> _WHAT THE TASK ASKS_: In the following material, identify every line holding the string "целях" and return it.

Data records
* START *
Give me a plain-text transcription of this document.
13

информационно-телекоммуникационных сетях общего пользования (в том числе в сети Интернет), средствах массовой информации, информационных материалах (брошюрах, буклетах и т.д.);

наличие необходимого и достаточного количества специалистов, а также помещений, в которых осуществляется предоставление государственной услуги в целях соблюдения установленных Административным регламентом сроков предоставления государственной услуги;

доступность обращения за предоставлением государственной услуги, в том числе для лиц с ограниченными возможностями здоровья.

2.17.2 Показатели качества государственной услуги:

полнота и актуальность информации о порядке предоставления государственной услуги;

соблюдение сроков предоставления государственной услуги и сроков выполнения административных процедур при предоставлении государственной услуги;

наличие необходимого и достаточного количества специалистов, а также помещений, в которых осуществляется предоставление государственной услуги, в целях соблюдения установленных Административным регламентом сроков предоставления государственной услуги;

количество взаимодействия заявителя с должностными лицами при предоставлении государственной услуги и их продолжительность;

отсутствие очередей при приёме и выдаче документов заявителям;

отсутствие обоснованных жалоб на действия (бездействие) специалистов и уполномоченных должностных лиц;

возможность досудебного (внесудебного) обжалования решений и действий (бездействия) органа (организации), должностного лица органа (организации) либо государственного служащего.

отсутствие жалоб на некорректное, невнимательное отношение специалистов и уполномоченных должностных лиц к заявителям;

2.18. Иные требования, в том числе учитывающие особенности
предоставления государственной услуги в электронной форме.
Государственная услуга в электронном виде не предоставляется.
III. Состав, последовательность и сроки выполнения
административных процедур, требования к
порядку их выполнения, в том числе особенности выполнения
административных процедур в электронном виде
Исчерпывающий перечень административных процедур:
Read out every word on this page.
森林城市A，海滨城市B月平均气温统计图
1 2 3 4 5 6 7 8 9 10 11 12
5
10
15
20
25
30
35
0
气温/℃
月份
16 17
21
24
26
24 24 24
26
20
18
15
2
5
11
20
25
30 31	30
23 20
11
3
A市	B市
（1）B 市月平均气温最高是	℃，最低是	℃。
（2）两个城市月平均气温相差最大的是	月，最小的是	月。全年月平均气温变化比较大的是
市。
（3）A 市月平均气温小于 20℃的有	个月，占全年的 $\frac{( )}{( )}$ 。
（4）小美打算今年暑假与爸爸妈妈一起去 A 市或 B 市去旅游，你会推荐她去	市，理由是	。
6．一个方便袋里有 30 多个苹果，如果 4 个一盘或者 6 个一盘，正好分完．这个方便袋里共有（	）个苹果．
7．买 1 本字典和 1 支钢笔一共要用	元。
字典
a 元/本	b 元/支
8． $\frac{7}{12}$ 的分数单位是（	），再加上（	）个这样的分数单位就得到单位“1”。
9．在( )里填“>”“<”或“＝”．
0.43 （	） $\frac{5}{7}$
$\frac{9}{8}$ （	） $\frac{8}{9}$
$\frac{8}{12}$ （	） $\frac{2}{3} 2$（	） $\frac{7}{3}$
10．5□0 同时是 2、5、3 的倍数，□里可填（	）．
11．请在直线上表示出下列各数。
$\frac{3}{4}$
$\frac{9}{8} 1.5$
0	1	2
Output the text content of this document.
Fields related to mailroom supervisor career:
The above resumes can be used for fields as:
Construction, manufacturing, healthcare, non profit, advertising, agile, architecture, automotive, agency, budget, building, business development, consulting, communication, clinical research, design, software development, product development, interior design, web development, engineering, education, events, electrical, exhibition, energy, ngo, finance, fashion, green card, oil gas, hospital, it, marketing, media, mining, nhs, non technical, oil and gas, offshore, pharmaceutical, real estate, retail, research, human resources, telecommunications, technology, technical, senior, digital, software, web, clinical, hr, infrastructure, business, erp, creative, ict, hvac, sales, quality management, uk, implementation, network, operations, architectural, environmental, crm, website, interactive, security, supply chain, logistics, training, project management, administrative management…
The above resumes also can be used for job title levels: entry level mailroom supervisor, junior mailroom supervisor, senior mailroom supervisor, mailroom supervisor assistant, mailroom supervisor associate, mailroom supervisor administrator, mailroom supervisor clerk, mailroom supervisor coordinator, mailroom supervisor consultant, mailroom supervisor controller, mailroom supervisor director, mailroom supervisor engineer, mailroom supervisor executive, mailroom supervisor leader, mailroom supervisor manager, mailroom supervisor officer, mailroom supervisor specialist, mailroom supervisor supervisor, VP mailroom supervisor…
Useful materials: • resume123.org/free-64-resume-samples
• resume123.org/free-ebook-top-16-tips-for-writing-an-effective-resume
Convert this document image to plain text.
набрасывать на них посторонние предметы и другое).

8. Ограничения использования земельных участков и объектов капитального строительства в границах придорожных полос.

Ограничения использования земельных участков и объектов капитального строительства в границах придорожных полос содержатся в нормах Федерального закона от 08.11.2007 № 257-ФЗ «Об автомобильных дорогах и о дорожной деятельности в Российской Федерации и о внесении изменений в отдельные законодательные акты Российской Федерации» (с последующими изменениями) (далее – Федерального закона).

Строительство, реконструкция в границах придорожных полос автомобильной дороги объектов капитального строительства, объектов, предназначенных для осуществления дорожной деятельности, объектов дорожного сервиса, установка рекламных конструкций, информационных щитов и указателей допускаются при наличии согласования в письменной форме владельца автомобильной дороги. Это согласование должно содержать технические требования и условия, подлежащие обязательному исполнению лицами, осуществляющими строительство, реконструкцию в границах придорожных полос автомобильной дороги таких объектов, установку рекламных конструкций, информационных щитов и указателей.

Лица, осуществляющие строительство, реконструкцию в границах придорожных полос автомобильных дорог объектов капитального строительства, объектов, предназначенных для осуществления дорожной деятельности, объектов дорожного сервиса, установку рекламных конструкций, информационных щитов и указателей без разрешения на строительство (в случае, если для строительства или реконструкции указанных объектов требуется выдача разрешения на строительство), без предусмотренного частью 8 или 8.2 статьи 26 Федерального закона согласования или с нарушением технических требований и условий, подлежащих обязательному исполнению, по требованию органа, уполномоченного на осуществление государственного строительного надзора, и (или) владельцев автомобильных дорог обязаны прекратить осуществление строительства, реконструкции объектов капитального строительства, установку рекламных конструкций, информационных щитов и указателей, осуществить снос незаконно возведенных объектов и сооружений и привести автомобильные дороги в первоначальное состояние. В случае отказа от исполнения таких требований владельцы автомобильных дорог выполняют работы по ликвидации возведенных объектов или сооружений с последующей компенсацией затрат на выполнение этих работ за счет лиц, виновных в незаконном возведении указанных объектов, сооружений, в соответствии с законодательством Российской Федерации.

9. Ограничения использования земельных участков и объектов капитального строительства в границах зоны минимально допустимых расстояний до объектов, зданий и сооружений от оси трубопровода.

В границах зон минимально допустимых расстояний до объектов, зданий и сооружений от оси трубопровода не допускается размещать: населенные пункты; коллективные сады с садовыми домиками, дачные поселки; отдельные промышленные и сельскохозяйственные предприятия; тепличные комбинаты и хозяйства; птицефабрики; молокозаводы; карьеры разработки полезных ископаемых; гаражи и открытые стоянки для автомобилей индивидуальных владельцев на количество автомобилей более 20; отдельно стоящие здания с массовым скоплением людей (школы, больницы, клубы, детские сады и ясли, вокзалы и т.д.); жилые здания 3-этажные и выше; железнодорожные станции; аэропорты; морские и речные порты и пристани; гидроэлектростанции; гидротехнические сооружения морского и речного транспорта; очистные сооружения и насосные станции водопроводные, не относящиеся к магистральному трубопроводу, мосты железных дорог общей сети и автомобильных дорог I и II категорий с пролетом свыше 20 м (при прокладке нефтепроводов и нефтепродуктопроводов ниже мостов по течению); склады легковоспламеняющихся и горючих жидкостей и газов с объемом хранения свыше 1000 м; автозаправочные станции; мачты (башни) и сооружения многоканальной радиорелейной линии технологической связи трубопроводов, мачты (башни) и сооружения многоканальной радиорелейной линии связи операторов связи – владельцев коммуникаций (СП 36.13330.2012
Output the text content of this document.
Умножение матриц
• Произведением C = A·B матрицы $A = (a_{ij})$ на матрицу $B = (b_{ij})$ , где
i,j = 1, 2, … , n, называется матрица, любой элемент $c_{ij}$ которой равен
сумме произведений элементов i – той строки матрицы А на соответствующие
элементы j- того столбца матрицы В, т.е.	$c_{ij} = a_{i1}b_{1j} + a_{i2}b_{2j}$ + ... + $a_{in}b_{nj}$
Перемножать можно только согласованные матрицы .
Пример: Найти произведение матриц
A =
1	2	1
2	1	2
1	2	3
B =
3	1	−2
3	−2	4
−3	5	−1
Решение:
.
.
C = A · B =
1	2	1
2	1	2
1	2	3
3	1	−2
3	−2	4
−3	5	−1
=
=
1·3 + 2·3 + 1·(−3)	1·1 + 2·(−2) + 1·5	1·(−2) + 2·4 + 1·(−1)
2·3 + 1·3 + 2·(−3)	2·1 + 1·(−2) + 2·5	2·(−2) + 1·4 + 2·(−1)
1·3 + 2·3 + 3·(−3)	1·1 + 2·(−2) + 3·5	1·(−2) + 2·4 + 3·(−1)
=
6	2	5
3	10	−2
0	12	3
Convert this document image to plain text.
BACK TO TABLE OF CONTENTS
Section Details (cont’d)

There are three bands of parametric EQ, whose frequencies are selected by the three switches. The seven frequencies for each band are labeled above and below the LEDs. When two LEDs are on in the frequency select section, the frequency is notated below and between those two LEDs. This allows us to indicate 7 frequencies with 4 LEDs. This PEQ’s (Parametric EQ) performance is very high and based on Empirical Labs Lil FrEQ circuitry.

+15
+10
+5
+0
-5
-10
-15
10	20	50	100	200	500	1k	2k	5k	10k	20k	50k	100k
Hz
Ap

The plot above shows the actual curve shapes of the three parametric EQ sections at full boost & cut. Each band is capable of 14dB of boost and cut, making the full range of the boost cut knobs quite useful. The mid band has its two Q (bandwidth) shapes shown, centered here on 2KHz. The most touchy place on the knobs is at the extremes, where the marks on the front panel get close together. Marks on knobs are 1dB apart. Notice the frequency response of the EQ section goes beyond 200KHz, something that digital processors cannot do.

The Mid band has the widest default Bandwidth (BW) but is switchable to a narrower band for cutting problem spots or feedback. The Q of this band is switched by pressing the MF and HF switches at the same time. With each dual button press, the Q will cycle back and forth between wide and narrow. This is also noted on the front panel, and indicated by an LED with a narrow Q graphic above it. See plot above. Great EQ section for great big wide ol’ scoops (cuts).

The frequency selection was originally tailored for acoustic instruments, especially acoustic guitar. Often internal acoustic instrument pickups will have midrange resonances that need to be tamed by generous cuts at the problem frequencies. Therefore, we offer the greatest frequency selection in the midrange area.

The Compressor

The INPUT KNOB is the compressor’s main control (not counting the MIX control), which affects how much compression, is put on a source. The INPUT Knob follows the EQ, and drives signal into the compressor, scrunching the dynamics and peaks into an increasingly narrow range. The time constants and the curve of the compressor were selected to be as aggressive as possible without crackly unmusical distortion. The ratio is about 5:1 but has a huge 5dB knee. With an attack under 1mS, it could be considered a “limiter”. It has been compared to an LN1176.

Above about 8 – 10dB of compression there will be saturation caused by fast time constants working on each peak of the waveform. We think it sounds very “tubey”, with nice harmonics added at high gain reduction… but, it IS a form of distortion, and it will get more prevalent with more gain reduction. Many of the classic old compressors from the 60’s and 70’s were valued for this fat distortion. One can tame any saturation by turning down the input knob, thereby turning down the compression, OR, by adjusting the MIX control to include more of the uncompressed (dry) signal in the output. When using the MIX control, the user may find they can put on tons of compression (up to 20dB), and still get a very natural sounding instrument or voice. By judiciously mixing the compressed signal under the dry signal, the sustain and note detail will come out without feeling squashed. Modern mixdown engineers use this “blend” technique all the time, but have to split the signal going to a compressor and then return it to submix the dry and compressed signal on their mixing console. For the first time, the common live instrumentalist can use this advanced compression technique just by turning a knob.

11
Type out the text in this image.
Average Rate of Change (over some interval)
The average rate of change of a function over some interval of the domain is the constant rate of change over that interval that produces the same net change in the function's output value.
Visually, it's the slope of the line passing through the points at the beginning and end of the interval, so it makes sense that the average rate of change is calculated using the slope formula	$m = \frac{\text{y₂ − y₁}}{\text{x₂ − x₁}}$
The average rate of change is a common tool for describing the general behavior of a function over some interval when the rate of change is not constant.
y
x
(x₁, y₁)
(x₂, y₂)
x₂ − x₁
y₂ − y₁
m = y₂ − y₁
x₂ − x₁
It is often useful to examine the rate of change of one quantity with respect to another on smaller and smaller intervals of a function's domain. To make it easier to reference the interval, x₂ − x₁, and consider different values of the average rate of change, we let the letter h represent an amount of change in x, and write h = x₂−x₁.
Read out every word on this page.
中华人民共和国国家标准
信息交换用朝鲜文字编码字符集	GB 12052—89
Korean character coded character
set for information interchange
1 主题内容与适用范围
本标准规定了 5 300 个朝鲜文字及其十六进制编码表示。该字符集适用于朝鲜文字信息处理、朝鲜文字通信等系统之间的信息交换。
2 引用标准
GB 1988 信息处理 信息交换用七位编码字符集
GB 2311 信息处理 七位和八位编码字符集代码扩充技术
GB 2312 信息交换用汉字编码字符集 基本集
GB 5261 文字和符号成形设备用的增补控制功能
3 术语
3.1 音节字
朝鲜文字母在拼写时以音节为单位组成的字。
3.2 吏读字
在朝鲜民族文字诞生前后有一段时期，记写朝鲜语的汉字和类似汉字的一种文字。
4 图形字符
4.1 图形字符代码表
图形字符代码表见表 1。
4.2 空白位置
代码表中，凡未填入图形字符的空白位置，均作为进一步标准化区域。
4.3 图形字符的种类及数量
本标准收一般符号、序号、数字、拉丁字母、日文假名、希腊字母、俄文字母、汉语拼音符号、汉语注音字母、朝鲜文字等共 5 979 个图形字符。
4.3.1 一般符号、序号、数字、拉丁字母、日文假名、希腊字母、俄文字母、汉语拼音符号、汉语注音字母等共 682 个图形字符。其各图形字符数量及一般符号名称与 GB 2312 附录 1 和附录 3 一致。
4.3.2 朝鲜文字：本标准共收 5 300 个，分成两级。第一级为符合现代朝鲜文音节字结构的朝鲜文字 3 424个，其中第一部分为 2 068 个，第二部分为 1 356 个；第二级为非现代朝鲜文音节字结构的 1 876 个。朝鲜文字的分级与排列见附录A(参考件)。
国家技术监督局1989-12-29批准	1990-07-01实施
* END *
> _ANSWER IN FULL_:
наличие необходимого и достаточного количества специалистов, а также помещений, в которых осуществляется предоставление государственной услуги в целях соблюдения установленных Административным регламентом сроков предоставления государственной услуги;
наличие необходимого и достаточного количества специалистов, а также помещений, в которых осуществляется предоставление государственной услуги, в целях соблюдения установленных Административным регламентом сроков предоставления государственной услуги;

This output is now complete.